GIVEN PROBLEM: Select from the data all lines with the word "text".

%%

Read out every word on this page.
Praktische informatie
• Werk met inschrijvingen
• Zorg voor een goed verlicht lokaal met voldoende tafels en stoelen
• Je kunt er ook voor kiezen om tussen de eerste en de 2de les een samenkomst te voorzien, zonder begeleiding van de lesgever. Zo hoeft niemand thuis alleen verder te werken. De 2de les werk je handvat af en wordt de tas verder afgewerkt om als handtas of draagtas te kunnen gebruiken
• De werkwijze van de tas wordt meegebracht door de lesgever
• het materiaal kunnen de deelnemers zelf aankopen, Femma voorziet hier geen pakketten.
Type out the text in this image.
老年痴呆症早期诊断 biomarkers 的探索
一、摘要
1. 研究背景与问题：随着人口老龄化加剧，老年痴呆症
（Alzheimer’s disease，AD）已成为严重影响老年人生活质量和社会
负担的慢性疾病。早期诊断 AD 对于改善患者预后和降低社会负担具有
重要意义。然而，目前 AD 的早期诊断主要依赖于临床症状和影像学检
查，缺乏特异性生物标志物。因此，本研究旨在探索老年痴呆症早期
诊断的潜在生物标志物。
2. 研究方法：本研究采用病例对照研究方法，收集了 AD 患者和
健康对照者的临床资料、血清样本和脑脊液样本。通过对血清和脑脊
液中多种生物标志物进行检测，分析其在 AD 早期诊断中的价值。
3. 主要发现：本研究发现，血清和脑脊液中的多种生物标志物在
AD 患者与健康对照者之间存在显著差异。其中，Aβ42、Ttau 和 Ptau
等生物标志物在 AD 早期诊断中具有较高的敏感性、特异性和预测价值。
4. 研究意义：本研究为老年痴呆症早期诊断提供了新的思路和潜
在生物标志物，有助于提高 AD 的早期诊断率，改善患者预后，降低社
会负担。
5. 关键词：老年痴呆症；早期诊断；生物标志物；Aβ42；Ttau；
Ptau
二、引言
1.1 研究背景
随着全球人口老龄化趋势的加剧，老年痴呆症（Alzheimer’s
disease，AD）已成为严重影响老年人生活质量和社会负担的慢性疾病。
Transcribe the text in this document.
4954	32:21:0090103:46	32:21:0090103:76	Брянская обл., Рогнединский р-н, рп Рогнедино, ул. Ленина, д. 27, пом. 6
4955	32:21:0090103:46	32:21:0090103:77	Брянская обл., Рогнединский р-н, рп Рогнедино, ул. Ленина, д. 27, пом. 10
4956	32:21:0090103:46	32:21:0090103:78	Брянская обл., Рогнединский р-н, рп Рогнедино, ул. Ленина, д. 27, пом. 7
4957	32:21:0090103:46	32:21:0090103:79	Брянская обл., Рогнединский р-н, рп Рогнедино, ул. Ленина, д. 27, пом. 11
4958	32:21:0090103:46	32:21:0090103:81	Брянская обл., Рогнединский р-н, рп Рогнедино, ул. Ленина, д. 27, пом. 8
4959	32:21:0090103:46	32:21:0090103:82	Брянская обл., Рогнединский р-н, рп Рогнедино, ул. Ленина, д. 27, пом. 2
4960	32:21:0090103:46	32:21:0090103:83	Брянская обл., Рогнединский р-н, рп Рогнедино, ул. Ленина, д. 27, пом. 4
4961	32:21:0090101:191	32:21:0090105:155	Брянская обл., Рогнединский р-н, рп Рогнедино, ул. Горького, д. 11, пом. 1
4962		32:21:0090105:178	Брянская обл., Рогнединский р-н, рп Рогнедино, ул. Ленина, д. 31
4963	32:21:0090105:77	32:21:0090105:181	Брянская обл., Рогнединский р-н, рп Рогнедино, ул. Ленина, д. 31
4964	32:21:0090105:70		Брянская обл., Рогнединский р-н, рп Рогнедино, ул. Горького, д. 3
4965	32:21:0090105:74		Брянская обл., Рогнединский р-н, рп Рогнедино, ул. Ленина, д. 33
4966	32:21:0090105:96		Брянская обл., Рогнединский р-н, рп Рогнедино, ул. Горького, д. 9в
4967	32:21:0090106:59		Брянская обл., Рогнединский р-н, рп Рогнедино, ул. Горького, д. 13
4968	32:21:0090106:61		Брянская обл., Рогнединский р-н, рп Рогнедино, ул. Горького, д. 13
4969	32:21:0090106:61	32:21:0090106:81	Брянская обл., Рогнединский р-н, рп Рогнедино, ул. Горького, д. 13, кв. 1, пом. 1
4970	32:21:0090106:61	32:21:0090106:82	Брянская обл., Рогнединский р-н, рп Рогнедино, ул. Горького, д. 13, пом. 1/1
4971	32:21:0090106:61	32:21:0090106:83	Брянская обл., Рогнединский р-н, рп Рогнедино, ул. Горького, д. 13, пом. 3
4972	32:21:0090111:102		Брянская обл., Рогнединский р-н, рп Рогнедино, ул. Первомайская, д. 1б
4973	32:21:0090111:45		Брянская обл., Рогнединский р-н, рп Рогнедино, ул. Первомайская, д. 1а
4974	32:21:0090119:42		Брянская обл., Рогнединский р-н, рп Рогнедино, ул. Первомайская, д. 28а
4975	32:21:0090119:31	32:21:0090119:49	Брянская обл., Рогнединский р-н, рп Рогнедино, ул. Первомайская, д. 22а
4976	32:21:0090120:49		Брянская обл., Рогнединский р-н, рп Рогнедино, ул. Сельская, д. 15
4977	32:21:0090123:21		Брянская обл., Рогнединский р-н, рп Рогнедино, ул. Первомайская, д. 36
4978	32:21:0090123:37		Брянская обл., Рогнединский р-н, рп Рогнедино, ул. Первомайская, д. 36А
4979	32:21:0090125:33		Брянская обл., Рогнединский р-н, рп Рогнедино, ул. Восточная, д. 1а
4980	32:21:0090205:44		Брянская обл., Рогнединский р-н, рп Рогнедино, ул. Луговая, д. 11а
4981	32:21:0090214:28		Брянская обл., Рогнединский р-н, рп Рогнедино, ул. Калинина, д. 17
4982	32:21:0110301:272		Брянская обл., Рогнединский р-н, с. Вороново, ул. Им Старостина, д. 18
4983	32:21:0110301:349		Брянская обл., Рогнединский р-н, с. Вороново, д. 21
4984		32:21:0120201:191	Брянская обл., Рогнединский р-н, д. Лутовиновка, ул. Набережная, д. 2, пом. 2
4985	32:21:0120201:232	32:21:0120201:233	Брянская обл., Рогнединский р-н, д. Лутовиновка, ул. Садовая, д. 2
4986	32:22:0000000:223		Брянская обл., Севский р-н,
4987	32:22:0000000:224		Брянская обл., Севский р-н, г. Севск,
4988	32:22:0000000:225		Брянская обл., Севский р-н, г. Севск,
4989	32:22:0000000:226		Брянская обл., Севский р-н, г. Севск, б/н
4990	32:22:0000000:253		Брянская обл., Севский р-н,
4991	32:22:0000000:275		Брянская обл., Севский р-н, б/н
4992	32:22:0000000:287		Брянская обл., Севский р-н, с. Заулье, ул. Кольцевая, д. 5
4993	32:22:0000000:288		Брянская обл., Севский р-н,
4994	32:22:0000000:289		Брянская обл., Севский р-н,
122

%%

WRITTEN SOLUTION:
Type out the text in this image.
Transcribe the text in this document.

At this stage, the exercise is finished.